**Exercise details**
Below is a block of records. Copy every line in it that contains the word "เถาะ".

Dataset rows

= = =

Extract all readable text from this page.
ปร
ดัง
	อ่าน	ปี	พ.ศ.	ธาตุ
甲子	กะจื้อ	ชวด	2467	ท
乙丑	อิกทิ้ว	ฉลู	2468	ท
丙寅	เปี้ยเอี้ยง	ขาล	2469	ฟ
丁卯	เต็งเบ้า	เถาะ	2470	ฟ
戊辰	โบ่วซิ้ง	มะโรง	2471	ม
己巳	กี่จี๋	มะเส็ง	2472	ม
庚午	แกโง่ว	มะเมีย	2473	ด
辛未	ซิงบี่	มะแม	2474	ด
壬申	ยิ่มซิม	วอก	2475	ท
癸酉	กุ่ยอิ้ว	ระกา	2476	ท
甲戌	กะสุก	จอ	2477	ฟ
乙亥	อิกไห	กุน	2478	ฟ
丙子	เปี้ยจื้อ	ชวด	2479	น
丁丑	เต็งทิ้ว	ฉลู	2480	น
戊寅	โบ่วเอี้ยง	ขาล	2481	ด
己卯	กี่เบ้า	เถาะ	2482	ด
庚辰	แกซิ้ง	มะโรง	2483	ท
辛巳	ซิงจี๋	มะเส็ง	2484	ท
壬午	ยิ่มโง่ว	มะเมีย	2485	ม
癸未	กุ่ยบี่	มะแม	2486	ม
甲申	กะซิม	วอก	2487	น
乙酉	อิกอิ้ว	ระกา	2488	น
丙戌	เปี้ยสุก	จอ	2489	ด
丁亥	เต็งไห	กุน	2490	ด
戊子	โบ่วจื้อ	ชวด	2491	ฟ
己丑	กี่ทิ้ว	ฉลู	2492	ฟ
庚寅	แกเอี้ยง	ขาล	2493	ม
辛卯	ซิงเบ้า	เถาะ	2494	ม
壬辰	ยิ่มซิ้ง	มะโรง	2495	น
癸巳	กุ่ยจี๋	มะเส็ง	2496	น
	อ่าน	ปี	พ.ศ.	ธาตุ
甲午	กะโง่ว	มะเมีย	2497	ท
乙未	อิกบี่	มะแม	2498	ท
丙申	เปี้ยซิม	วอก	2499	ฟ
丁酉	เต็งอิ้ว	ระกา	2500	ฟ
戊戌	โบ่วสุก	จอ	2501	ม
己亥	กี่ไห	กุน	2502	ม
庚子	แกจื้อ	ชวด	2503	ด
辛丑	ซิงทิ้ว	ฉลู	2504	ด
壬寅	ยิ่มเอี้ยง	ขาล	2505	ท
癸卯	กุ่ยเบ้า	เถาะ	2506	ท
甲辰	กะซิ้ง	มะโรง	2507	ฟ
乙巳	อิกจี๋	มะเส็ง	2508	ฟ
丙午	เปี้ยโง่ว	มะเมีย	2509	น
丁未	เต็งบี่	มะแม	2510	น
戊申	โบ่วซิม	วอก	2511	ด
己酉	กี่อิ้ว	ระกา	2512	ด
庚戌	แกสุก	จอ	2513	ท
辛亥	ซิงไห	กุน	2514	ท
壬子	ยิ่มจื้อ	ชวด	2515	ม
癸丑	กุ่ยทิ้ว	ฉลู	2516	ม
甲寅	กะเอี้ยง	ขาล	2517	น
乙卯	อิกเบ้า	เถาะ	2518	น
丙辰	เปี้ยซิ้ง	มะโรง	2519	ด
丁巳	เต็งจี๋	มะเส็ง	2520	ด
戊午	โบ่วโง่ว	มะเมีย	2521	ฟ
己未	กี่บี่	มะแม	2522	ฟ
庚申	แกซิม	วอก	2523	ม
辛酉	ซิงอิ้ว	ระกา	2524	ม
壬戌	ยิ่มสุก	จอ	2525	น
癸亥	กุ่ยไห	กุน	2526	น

= = =

**Task result**
丁卯	เต็งเบ้า	เถาะ	2470	ฟ
己卯	กี่เบ้า	เถาะ	2482	ด
辛卯	ซิงเบ้า	เถาะ	2494	ม
癸卯	กุ่ยเบ้า	เถาะ	2506	ท
乙卯	อิกเบ้า	เถาะ	2518	น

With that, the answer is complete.